**Exercise instructions:** Scan the listing and work out how many lines contain the word "screenshot". Nothing but the number should be given.

**Records shown:**
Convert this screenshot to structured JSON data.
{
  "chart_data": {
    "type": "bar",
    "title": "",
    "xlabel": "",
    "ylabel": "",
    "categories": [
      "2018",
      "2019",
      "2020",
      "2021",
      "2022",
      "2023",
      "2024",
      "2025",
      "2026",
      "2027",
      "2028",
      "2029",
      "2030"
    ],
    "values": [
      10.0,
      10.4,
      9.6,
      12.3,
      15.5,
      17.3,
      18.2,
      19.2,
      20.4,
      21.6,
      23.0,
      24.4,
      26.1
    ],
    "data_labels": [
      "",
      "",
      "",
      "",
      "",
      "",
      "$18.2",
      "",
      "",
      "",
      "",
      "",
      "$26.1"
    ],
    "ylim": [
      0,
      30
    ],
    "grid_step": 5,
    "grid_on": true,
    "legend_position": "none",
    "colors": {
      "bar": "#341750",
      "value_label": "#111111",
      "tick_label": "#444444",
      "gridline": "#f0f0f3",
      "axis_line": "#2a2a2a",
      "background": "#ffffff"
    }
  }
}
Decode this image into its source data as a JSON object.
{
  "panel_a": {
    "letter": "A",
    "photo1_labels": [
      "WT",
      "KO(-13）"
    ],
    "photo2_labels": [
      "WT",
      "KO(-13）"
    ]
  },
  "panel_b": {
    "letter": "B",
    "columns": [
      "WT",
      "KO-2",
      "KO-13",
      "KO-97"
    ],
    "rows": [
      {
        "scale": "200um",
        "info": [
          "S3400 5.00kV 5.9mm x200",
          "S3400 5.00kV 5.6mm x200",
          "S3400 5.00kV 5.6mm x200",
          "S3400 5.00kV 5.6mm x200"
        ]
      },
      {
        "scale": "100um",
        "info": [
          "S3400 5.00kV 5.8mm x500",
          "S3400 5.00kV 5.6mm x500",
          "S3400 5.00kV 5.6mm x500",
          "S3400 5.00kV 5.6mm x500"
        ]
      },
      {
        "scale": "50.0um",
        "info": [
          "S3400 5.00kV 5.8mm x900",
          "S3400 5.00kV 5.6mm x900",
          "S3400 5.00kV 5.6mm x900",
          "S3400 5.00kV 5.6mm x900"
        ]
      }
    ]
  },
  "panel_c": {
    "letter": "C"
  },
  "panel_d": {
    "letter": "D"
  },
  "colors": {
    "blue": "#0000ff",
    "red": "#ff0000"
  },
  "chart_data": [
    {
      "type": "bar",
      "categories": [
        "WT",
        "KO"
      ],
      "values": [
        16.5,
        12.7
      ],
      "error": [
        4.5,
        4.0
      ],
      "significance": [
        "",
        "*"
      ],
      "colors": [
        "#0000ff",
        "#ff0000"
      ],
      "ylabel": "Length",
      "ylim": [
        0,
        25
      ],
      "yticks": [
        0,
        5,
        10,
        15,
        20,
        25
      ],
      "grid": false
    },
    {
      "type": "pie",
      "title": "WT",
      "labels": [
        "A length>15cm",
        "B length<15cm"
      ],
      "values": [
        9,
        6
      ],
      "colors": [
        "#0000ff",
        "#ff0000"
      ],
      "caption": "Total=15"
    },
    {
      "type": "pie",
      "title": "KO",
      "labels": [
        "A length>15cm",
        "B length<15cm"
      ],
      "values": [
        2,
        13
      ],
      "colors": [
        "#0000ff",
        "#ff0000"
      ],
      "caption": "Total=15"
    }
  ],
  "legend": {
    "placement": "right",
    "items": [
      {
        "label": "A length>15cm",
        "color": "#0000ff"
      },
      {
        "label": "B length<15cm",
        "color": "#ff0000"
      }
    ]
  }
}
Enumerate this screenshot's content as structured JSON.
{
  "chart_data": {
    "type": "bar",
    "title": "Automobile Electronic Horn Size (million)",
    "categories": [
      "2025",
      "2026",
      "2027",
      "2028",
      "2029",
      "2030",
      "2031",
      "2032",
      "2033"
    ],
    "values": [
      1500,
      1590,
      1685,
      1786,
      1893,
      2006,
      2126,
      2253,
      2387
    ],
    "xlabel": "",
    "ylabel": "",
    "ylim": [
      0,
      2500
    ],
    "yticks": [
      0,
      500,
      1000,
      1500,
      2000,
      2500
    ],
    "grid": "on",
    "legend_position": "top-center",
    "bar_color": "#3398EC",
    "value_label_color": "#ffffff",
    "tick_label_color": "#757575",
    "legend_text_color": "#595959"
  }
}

**Correct answer:** 2